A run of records
########

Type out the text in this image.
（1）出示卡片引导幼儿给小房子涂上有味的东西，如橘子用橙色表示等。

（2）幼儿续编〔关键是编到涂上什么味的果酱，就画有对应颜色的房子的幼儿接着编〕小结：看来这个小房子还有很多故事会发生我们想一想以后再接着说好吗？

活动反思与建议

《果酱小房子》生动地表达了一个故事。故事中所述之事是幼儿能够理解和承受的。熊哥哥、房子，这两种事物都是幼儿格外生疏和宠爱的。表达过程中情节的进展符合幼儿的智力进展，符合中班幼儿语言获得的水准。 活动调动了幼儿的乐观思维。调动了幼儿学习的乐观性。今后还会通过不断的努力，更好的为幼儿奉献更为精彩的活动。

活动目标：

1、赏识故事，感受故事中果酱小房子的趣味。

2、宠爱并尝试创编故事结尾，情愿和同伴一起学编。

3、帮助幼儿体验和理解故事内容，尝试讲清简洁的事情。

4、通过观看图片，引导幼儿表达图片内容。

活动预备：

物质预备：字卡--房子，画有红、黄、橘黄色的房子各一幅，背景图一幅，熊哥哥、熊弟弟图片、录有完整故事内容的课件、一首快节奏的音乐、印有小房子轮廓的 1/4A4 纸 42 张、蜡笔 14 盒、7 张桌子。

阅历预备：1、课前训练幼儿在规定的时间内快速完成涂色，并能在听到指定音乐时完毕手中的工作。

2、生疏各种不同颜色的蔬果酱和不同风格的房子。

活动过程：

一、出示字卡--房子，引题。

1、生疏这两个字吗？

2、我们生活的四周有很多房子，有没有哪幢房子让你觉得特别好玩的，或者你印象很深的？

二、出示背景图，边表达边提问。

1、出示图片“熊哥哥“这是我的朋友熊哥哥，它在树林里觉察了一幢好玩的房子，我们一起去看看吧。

########

**Task directions:** Output all of the material exactly as written.

**Problem solution:**
Type out the text in this image.
（1）出示卡片引导幼儿给小房子涂上有味的东西，如橘子用橙色表示等。

（2）幼儿续编〔关键是编到涂上什么味的果酱，就画有对应颜色的房子的幼儿接着编〕小结：看来这个小房子还有很多故事会发生我们想一想以后再接着说好吗？

活动反思与建议

《果酱小房子》生动地表达了一个故事。故事中所述之事是幼儿能够理解和承受的。熊哥哥、房子，这两种事物都是幼儿格外生疏和宠爱的。表达过程中情节的进展符合幼儿的智力进展，符合中班幼儿语言获得的水准。 活动调动了幼儿的乐观思维。调动了幼儿学习的乐观性。今后还会通过不断的努力，更好的为幼儿奉献更为精彩的活动。

活动目标：

1、赏识故事，感受故事中果酱小房子的趣味。

2、宠爱并尝试创编故事结尾，情愿和同伴一起学编。

3、帮助幼儿体验和理解故事内容，尝试讲清简洁的事情。

4、通过观看图片，引导幼儿表达图片内容。

活动预备：

物质预备：字卡--房子，画有红、黄、橘黄色的房子各一幅，背景图一幅，熊哥哥、熊弟弟图片、录有完整故事内容的课件、一首快节奏的音乐、印有小房子轮廓的 1/4A4 纸 42 张、蜡笔 14 盒、7 张桌子。

阅历预备：1、课前训练幼儿在规定的时间内快速完成涂色，并能在听到指定音乐时完毕手中的工作。

2、生疏各种不同颜色的蔬果酱和不同风格的房子。

活动过程：

一、出示字卡--房子，引题。

1、生疏这两个字吗？

2、我们生活的四周有很多房子，有没有哪幢房子让你觉得特别好玩的，或者你印象很深的？

二、出示背景图，边表达边提问。

1、出示图片“熊哥哥“这是我的朋友熊哥哥，它在树林里觉察了一幢好玩的房子，我们一起去看看吧。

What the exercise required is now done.